DESCRIPTION OF THE TASK:
Show every line of the records below that contains the word "metálicos".

DATA EXTRACT:

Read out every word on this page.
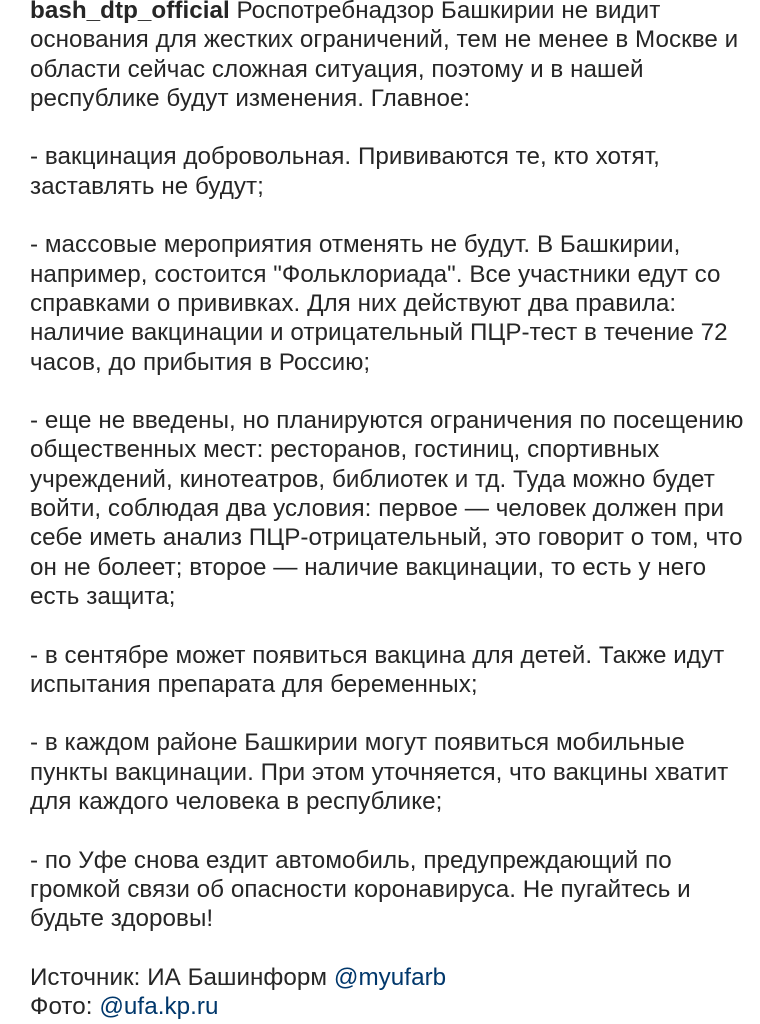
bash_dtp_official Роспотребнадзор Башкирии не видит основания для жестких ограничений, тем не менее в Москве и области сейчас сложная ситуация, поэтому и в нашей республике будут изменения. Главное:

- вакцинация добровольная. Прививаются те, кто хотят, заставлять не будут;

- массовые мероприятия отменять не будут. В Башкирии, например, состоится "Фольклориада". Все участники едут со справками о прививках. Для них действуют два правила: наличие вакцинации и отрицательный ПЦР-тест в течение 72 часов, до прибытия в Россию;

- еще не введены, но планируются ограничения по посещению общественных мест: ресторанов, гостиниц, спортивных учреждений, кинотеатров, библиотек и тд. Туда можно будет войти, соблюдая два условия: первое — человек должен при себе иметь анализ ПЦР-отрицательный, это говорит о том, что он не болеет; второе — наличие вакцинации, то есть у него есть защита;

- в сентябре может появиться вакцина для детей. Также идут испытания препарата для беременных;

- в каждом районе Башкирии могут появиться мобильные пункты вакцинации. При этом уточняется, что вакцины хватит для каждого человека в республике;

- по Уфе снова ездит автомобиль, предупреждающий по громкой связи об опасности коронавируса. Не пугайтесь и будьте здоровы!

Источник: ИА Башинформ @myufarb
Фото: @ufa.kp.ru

==

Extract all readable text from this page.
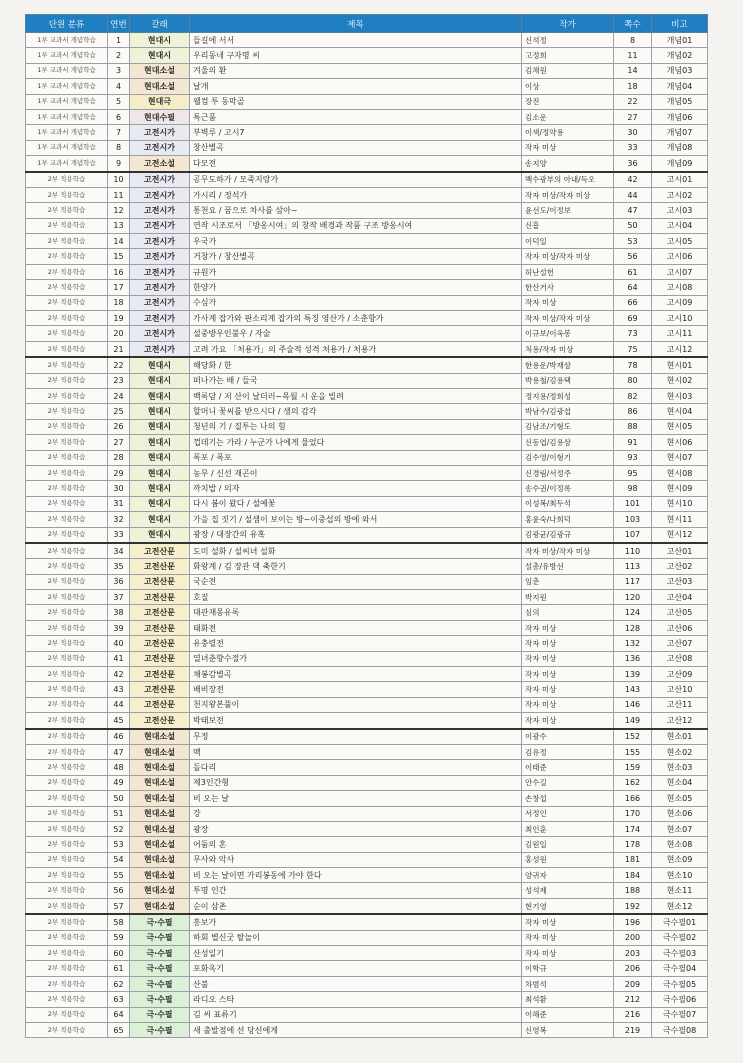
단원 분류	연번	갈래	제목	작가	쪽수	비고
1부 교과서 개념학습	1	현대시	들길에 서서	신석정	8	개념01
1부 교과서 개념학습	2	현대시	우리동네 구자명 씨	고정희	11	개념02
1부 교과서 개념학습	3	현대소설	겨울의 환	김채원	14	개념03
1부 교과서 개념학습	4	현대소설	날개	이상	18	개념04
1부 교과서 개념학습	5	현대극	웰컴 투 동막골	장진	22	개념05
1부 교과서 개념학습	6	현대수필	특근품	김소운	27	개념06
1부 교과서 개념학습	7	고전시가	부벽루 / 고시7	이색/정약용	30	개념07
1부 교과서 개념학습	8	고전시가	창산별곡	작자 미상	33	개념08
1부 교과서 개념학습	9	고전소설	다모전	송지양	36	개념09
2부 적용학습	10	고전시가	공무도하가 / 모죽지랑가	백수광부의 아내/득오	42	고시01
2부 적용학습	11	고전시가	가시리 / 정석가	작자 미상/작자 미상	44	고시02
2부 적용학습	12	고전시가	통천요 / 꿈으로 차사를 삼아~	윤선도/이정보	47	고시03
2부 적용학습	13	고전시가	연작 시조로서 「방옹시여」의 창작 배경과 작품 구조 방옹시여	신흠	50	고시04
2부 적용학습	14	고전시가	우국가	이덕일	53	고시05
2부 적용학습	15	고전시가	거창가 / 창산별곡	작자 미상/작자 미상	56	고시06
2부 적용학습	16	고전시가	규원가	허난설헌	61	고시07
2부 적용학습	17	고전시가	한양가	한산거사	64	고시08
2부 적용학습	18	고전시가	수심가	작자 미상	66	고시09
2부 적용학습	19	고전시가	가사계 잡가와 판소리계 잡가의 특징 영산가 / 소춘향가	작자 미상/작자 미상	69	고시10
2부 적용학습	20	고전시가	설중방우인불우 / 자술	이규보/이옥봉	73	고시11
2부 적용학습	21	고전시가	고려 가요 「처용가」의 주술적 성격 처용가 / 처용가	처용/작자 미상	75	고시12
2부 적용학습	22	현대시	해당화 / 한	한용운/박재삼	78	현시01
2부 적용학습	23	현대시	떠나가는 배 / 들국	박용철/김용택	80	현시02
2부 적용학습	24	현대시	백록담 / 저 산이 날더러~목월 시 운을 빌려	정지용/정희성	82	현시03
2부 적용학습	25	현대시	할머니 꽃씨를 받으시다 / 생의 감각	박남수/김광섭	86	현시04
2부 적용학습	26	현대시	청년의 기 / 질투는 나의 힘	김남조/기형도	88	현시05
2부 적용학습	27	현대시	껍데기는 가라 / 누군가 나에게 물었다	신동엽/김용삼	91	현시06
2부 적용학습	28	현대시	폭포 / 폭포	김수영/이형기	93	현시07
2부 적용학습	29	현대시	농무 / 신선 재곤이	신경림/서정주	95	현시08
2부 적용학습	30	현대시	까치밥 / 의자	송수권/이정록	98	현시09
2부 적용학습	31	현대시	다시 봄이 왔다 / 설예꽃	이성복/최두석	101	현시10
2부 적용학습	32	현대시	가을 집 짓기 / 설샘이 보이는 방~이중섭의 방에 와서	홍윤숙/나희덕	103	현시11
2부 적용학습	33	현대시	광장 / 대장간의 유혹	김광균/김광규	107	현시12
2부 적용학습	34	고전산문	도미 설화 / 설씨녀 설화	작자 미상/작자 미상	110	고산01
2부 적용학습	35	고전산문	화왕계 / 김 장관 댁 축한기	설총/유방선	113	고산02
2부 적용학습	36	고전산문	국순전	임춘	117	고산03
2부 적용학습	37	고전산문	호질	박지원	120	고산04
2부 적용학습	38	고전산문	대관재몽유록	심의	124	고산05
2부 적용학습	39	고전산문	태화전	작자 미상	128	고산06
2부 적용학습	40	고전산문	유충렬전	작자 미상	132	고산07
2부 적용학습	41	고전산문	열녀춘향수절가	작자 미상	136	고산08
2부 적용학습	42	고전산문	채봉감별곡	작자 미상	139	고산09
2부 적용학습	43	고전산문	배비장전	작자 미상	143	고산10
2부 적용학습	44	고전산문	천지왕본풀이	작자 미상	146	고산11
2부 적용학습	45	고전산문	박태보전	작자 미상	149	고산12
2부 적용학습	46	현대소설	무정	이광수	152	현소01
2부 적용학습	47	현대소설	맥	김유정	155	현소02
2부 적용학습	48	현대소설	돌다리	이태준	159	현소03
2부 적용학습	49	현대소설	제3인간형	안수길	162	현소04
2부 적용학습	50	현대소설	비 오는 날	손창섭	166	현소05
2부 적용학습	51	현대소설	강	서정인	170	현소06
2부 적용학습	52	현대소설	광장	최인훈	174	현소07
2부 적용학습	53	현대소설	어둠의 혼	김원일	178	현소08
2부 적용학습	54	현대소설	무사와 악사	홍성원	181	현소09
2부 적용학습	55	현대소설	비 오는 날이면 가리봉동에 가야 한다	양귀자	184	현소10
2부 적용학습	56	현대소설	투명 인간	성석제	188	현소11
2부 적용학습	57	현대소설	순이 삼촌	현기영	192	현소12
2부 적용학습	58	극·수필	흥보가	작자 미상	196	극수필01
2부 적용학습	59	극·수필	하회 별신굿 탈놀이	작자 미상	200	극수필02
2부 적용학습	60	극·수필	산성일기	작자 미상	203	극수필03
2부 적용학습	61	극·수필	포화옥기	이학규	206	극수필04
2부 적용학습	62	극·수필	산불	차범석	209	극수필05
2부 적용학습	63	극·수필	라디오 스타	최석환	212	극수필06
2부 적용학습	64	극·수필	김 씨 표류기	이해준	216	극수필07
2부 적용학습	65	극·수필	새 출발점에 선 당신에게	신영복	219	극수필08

==

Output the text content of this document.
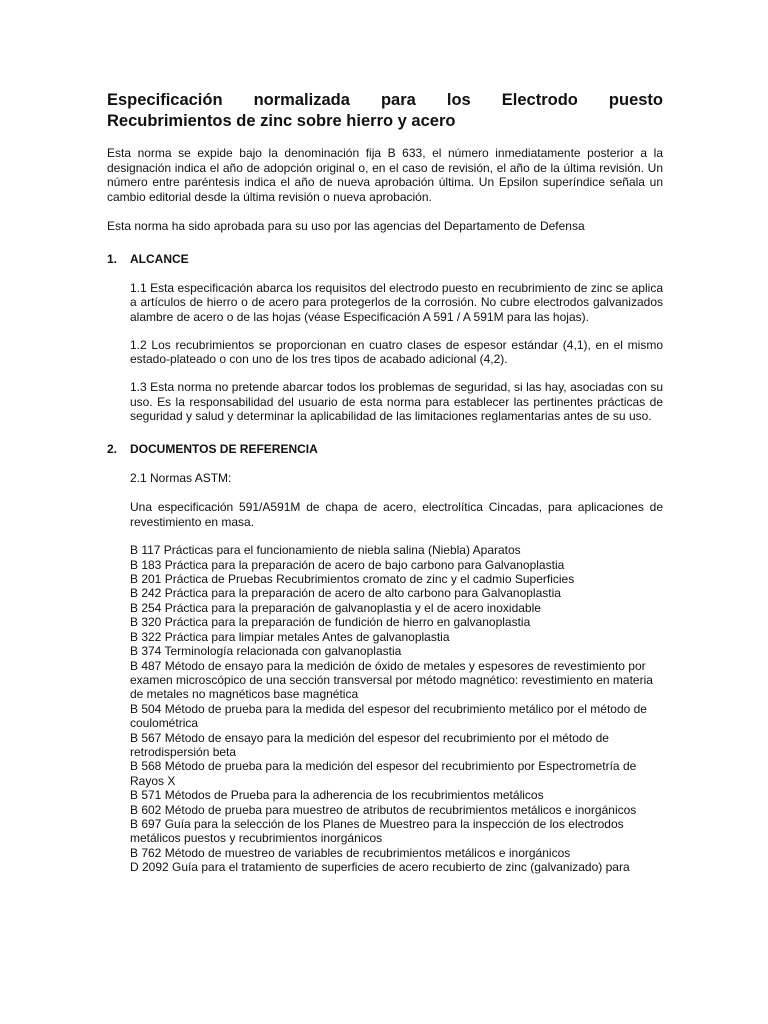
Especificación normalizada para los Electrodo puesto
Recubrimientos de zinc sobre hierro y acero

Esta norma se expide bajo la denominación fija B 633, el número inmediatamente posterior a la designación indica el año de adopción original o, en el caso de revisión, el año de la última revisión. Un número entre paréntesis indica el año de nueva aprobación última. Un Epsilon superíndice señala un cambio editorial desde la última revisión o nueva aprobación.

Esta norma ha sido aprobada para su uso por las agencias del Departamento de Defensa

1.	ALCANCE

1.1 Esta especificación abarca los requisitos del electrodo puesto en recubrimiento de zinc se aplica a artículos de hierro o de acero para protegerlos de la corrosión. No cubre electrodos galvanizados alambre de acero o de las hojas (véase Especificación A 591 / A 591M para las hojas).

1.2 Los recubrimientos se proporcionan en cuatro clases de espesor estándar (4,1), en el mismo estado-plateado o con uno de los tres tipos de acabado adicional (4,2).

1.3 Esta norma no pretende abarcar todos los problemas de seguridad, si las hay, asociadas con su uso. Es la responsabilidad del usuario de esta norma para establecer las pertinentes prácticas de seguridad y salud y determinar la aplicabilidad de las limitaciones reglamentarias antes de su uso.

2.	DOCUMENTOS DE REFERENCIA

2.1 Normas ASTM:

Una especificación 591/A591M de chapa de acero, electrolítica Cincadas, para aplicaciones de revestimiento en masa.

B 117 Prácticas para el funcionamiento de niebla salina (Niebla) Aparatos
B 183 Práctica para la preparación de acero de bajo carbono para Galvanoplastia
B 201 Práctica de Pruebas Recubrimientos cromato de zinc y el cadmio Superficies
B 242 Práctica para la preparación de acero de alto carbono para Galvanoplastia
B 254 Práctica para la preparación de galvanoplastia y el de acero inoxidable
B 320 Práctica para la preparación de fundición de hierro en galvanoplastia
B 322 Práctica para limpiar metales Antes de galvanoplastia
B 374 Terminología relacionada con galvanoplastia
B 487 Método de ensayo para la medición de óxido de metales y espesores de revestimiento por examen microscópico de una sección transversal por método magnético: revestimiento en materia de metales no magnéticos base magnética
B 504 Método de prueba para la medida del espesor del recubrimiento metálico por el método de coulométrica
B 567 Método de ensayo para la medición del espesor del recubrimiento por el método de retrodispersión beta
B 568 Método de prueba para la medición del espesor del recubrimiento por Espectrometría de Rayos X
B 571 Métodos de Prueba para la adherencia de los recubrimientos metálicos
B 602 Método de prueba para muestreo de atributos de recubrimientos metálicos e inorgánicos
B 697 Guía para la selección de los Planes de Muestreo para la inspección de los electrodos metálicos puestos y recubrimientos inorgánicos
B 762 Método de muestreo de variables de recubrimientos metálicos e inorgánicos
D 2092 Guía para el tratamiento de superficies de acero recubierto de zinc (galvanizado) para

EXERCISE RESPONSE:
B 571 Métodos de Prueba para la adherencia de los recubrimientos metálicos
B 602 Método de prueba para muestreo de atributos de recubrimientos metálicos e inorgánicos
B 697 Guía para la selección de los Planes de Muestreo para la inspección de los electrodos metálicos puestos y recubrimientos inorgánicos
B 762 Método de muestreo de variables de recubrimientos metálicos e inorgánicos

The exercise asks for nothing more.